#### YOUR TASK
Will you print the material below without altering a single character?

START

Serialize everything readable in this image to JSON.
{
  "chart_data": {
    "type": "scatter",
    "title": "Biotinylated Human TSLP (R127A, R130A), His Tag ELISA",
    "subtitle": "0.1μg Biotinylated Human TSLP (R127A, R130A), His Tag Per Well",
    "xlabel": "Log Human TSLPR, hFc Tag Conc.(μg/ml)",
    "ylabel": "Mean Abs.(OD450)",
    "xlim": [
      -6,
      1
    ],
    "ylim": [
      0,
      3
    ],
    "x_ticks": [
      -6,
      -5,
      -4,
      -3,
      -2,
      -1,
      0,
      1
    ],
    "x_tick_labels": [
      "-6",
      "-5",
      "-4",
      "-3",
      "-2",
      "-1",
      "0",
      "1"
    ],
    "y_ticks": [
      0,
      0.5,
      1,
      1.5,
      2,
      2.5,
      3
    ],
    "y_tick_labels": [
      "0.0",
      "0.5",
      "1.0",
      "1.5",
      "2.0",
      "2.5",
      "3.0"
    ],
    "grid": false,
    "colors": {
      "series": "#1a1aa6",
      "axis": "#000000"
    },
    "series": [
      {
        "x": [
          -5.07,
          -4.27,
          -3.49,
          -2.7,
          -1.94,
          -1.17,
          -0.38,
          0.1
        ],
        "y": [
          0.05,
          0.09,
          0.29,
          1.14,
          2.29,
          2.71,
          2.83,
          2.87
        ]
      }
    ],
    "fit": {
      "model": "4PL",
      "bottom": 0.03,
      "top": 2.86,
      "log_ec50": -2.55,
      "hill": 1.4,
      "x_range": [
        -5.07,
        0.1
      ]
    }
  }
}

END

#### RESPONSE TO THIS EXERCISE
Serialize everything readable in this image to JSON.
{
  "chart_data": {
    "type": "scatter",
    "title": "Biotinylated Human TSLP (R127A, R130A), His Tag ELISA",
    "subtitle": "0.1μg Biotinylated Human TSLP (R127A, R130A), His Tag Per Well",
    "xlabel": "Log Human TSLPR, hFc Tag Conc.(μg/ml)",
    "ylabel": "Mean Abs.(OD450)",
    "xlim": [
      -6,
      1
    ],
    "ylim": [
      0,
      3
    ],
    "x_ticks": [
      -6,
      -5,
      -4,
      -3,
      -2,
      -1,
      0,
      1
    ],
    "x_tick_labels": [
      "-6",
      "-5",
      "-4",
      "-3",
      "-2",
      "-1",
      "0",
      "1"
    ],
    "y_ticks": [
      0,
      0.5,
      1,
      1.5,
      2,
      2.5,
      3
    ],
    "y_tick_labels": [
      "0.0",
      "0.5",
      "1.0",
      "1.5",
      "2.0",
      "2.5",
      "3.0"
    ],
    "grid": false,
    "colors": {
      "series": "#1a1aa6",
      "axis": "#000000"
    },
    "series": [
      {
        "x": [
          -5.07,
          -4.27,
          -3.49,
          -2.7,
          -1.94,
          -1.17,
          -0.38,
          0.1
        ],
        "y": [
          0.05,
          0.09,
          0.29,
          1.14,
          2.29,
          2.71,
          2.83,
          2.87
        ]
      }
    ],
    "fit": {
      "model": "4PL",
      "bottom": 0.03,
      "top": 2.86,
      "log_ec50": -2.55,
      "hill": 1.4,
      "x_range": [
        -5.07,
        0.1
      ]
    }
  }
}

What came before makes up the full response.